THE TASK: Pull every line containing "What" out of the material below.

DATA EXCERPTS:
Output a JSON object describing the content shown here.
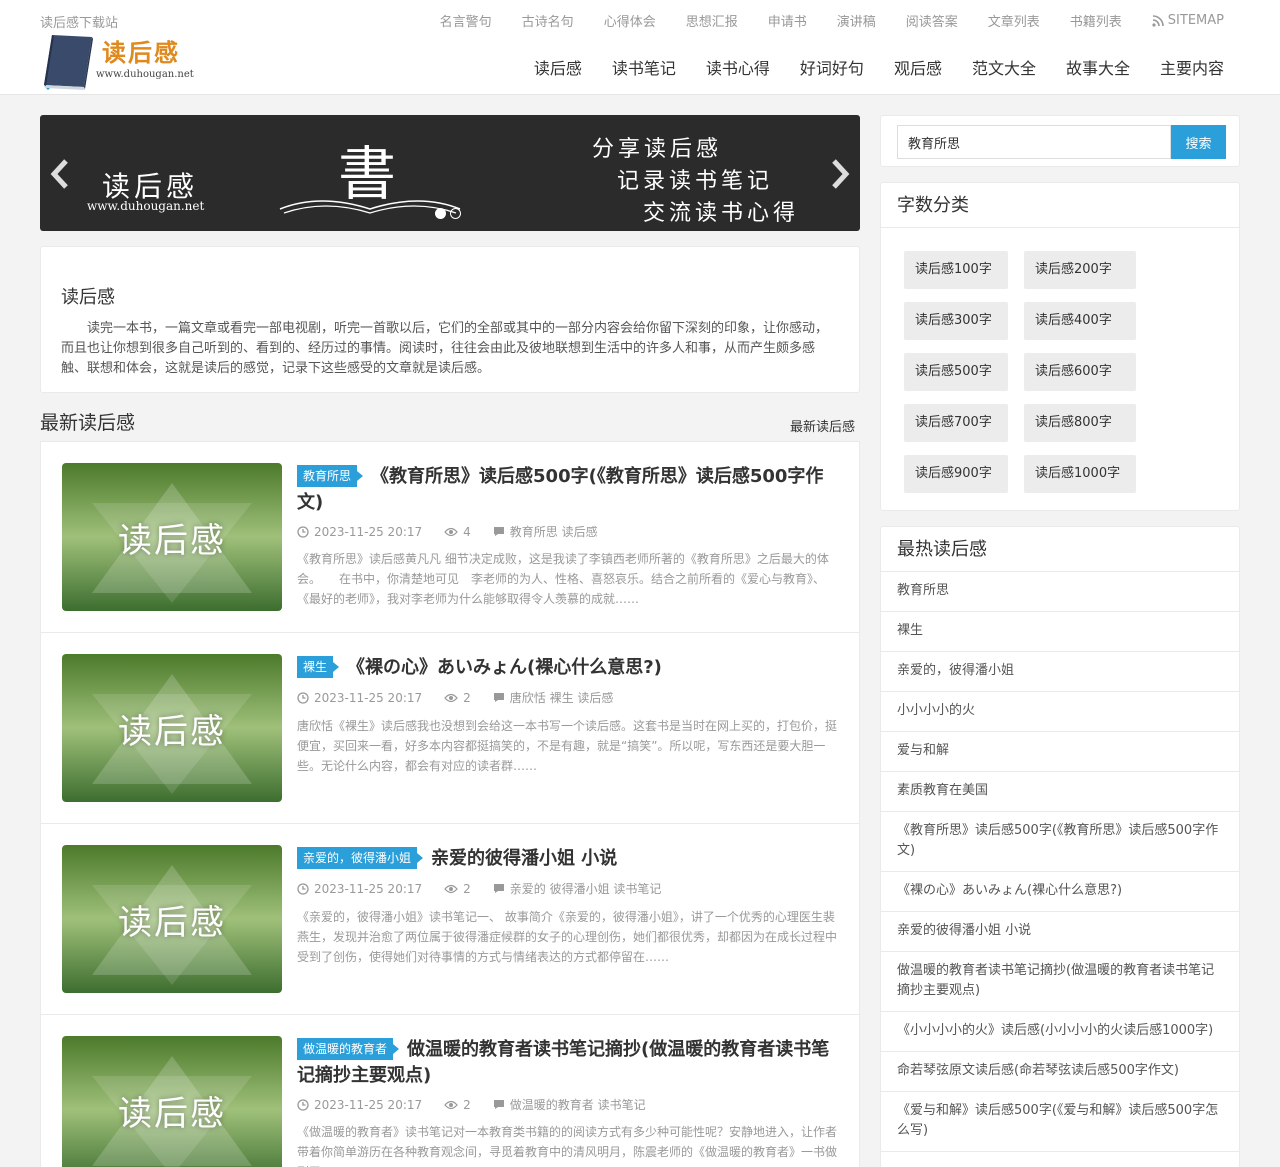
{
  "header": {
    "site_download": "读后感下载站",
    "top_nav": [
      "名言警句",
      "古诗名句",
      "心得体会",
      "思想汇报",
      "申请书",
      "演讲稿",
      "阅读答案",
      "文章列表",
      "书籍列表"
    ],
    "sitemap": "SITEMAP",
    "logo_title": "读后感",
    "logo_url": "www.duhougan.net",
    "main_nav": [
      "读后感",
      "读书笔记",
      "读书心得",
      "好词好句",
      "观后感",
      "范文大全",
      "故事大全",
      "主要内容"
    ]
  },
  "slider": {
    "left_title": "读后感",
    "left_url": "www.duhougan.net",
    "center_char": "書",
    "lines": [
      "分享读后感",
      "记录读书笔记",
      "交流读书心得"
    ]
  },
  "intro": {
    "title": "读后感",
    "text": "读完一本书，一篇文章或看完一部电视剧，听完一首歌以后，它们的全部或其中的一部分内容会给你留下深刻的印象，让你感动，而且也让你想到很多自己听到的、看到的、经历过的事情。阅读时，往往会由此及彼地联想到生活中的许多人和事，从而产生颇多感触、联想和体会，这就是读后的感觉，记录下这些感受的文章就是读后感。"
  },
  "latest": {
    "title": "最新读后感",
    "more": "最新读后感",
    "thumb_text": "读后感",
    "articles": [
      {
        "badge": "教育所思",
        "title": "《教育所思》读后感500字(《教育所思》读后感500字作文)",
        "date": "2023-11-25 20:17",
        "views": "4",
        "tags": "教育所思 读后感",
        "excerpt": "《教育所思》读后感黄凡凡 细节决定成败，这是我读了李镇西老师所著的《教育所思》之后最大的体会。　　在书中，你清楚地可见　李老师的为人、性格、喜怒哀乐。结合之前所看的《爱心与教育》、《最好的老师》，我对李老师为什么能够取得令人羡慕的成就……"
      },
      {
        "badge": "裸生",
        "title": "《裸の心》あいみょん(裸心什么意思?)",
        "date": "2023-11-25 20:17",
        "views": "2",
        "tags": "唐欣恬 裸生 读后感",
        "excerpt": "唐欣恬《裸生》读后感我也没想到会给这一本书写一个读后感。这套书是当时在网上买的，打包价，挺便宜，买回来一看，好多本内容都挺搞笑的，不是有趣，就是“搞笑”。所以呢，写东西还是要大胆一些。无论什么内容，都会有对应的读者群……"
      },
      {
        "badge": "亲爱的，彼得潘小姐",
        "title": "亲爱的彼得潘小姐 小说",
        "date": "2023-11-25 20:17",
        "views": "2",
        "tags": "亲爱的 彼得潘小姐 读书笔记",
        "excerpt": "《亲爱的，彼得潘小姐》读书笔记一、 故事简介《亲爱的，彼得潘小姐》，讲了一个优秀的心理医生裴燕生，发现并治愈了两位属于彼得潘症候群的女子的心理创伤，她们都很优秀，却都因为在成长过程中受到了创伤，使得她们对待事情的方式与情绪表达的方式都停留在……"
      },
      {
        "badge": "做温暖的教育者",
        "title": "做温暖的教育者读书笔记摘抄(做温暖的教育者读书笔记摘抄主要观点)",
        "date": "2023-11-25 20:17",
        "views": "2",
        "tags": "做温暖的教育者 读书笔记",
        "excerpt": "《做温暖的教育者》读书笔记对一本教育类书籍的的阅读方式有多少种可能性呢？安静地进入，让作者带着你简单游历在各种教育观念间，寻觅着教育中的清风明月，陈震老师的《做温暖的教育者》一书做到了……"
      }
    ]
  },
  "sidebar": {
    "search_value": "教育所思",
    "search_button": "搜索",
    "word_count_title": "字数分类",
    "word_tags": [
      "读后感100字",
      "读后感200字",
      "读后感300字",
      "读后感400字",
      "读后感500字",
      "读后感600字",
      "读后感700字",
      "读后感800字",
      "读后感900字",
      "读后感1000字"
    ],
    "hot_title": "最热读后感",
    "hot_items": [
      "教育所思",
      "裸生",
      "亲爱的，彼得潘小姐",
      "小小小小的火",
      "爱与和解",
      "素质教育在美国",
      "《教育所思》读后感500字(《教育所思》读后感500字作文)",
      "《裸の心》あいみょん(裸心什么意思?)",
      "亲爱的彼得潘小姐 小说",
      "做温暖的教育者读书笔记摘抄(做温暖的教育者读书笔记摘抄主要观点)",
      "《小小小小的火》读后感(小小小小的火读后感1000字)",
      "命若琴弦原文读后感(命若琴弦读后感500字作文)",
      "《爱与和解》读后感500字(《爱与和解》读后感500字怎么写)"
    ]
  },
  "colors": {
    "accent": "#2b9fd9",
    "logo": "#e08a1e",
    "slider_bg": "#2b2b2b"
  }
}
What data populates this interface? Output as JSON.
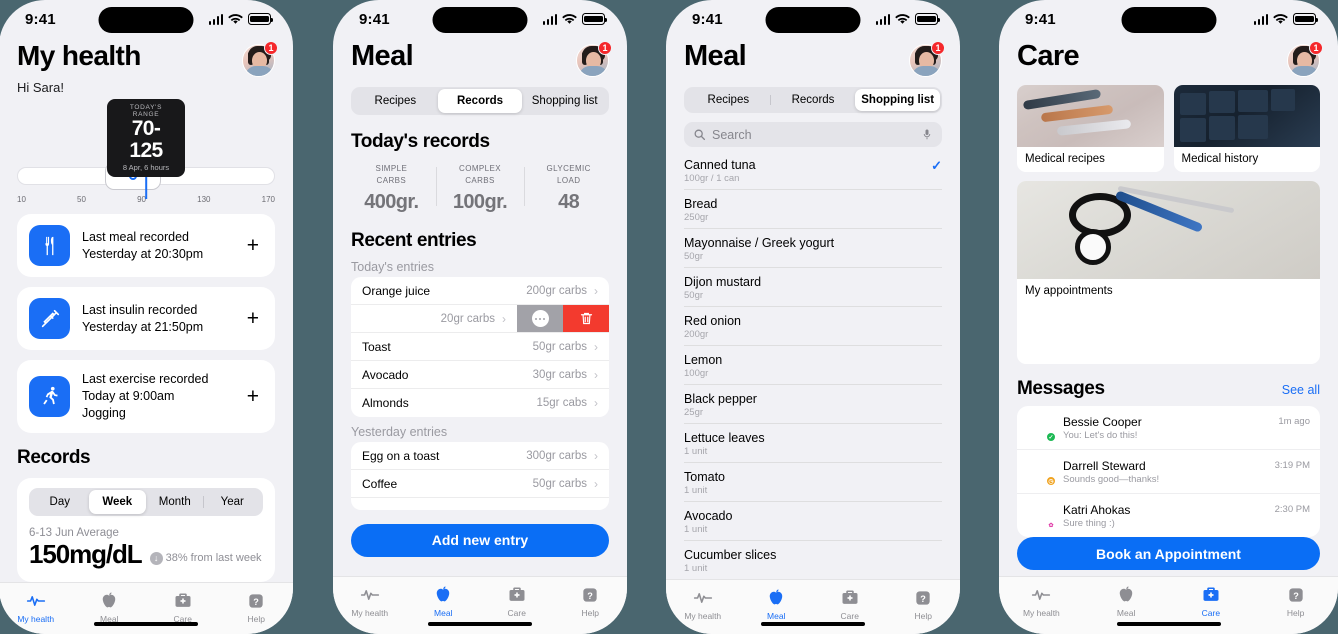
{
  "colors": {
    "accent": "#1a6ef5",
    "danger": "#f33a2e",
    "bg": "#f1f1f5",
    "page_bg": "#4a666f"
  },
  "status_bar": {
    "time": "9:41",
    "signal_icon": "cellular-bars-icon",
    "wifi_icon": "wifi-icon",
    "battery_icon": "battery-icon"
  },
  "avatar": {
    "badge_count": "1",
    "name": "user-avatar"
  },
  "tabbar": {
    "items": [
      {
        "label": "My health",
        "icon": "heart-pulse-icon"
      },
      {
        "label": "Meal",
        "icon": "apple-icon"
      },
      {
        "label": "Care",
        "icon": "medical-bag-icon"
      },
      {
        "label": "Help",
        "icon": "question-mark-icon"
      }
    ]
  },
  "screen1": {
    "title": "My health",
    "greeting": "Hi Sara!",
    "range_tooltip": {
      "label": "TODAY'S RANGE",
      "value": "70-125",
      "sub": "8 Apr, 6 hours"
    },
    "ticks": [
      "10",
      "50",
      "90",
      "130",
      "170"
    ],
    "cards": [
      {
        "icon": "cutlery-icon",
        "line1": "Last meal recorded",
        "line2": "Yesterday at 20:30pm",
        "line3": "",
        "action": "+"
      },
      {
        "icon": "syringe-icon",
        "line1": "Last insulin recorded",
        "line2": "Yesterday at 21:50pm",
        "line3": "",
        "action": "+"
      },
      {
        "icon": "running-icon",
        "line1": "Last exercise recorded",
        "line2": "Today at 9:00am",
        "line3": "Jogging",
        "action": "+"
      }
    ],
    "records": {
      "title": "Records",
      "periods": [
        "Day",
        "Week",
        "Month",
        "Year"
      ],
      "active_period": "Week",
      "average_label": "6-13 Jun Average",
      "average_value": "150mg/dL",
      "delta": "38% from last week",
      "delta_icon": "arrow-down-circle-icon"
    }
  },
  "screen2": {
    "title": "Meal",
    "tabs": [
      "Recipes",
      "Records",
      "Shopping list"
    ],
    "active_tab": "Records",
    "today_title": "Today's records",
    "stats": [
      {
        "label": "SIMPLE\nCARBS",
        "label_l1": "SIMPLE",
        "label_l2": "CARBS",
        "value": "400gr."
      },
      {
        "label": "COMPLEX\nCARBS",
        "label_l1": "COMPLEX",
        "label_l2": "CARBS",
        "value": "100gr."
      },
      {
        "label": "GLYCEMIC\nLOAD",
        "label_l1": "GLYCEMIC",
        "label_l2": "LOAD",
        "value": "48"
      }
    ],
    "recent_title": "Recent entries",
    "today_group": "Today's entries",
    "today_entries": [
      {
        "name": "Orange juice",
        "carbs": "200gr carbs",
        "swiped": false
      },
      {
        "name": "",
        "carbs": "20gr carbs",
        "swiped": true,
        "more_icon": "more-dots-icon",
        "delete_icon": "trash-icon"
      },
      {
        "name": "Toast",
        "carbs": "50gr carbs",
        "swiped": false
      },
      {
        "name": "Avocado",
        "carbs": "30gr carbs",
        "swiped": false
      },
      {
        "name": "Almonds",
        "carbs": "15gr cabs",
        "swiped": false
      }
    ],
    "yesterday_group": "Yesterday entries",
    "yesterday_entries": [
      {
        "name": "Egg on a toast",
        "carbs": "300gr carbs",
        "swiped": false
      },
      {
        "name": "Coffee",
        "carbs": "50gr carbs",
        "swiped": false
      }
    ],
    "add_button": "Add new entry"
  },
  "screen3": {
    "title": "Meal",
    "tabs": [
      "Recipes",
      "Records",
      "Shopping list"
    ],
    "active_tab": "Shopping list",
    "search": {
      "placeholder": "Search",
      "icon": "search-icon",
      "mic_icon": "microphone-icon"
    },
    "items": [
      {
        "name": "Canned tuna",
        "qty": "100gr / 1 can",
        "checked": true
      },
      {
        "name": "Bread",
        "qty": "250gr",
        "checked": false
      },
      {
        "name": "Mayonnaise / Greek yogurt",
        "qty": "50gr",
        "checked": false
      },
      {
        "name": "Dijon mustard",
        "qty": "50gr",
        "checked": false
      },
      {
        "name": "Red onion",
        "qty": "200gr",
        "checked": false
      },
      {
        "name": "Lemon",
        "qty": "100gr",
        "checked": false
      },
      {
        "name": "Black pepper",
        "qty": "25gr",
        "checked": false
      },
      {
        "name": "Lettuce leaves",
        "qty": "1 unit",
        "checked": false
      },
      {
        "name": "Tomato",
        "qty": "1 unit",
        "checked": false
      },
      {
        "name": "Avocado",
        "qty": "1 unit",
        "checked": false
      },
      {
        "name": "Cucumber slices",
        "qty": "1 unit",
        "checked": false
      }
    ],
    "check_icon": "checkmark-icon"
  },
  "screen4": {
    "title": "Care",
    "tiles": [
      {
        "caption": "Medical recipes",
        "image": "insulin-pens-photo"
      },
      {
        "caption": "Medical history",
        "image": "dashboard-charts-photo"
      },
      {
        "caption": "My appointments",
        "image": "stethoscope-photo"
      }
    ],
    "messages": {
      "title": "Messages",
      "see_all": "See all",
      "items": [
        {
          "name": "Bessie Cooper",
          "preview": "You: Let's do this!",
          "time": "1m ago",
          "status": "online-check-badge"
        },
        {
          "name": "Darrell Steward",
          "preview": "Sounds good—thanks!",
          "time": "3:19 PM",
          "status": "pending-clock-badge"
        },
        {
          "name": "Katri Ahokas",
          "preview": "Sure thing :)",
          "time": "2:30 PM",
          "status": "flower-badge"
        }
      ]
    },
    "book_button": "Book an Appointment"
  }
}
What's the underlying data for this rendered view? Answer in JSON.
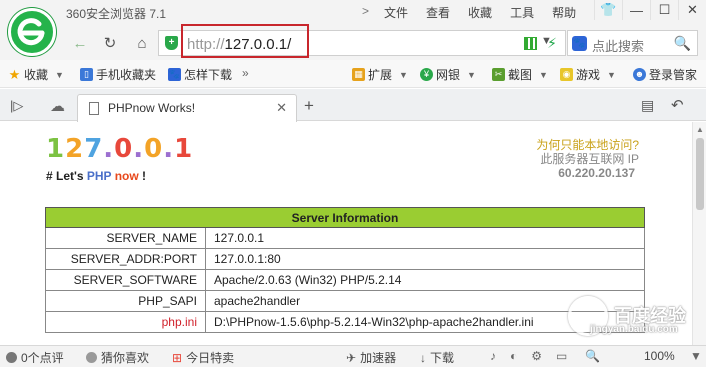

EXPECTED OUTPUT:
What data populates this interface? Output as JSON.
What's the underlying data for this rendered view? Answer in JSON.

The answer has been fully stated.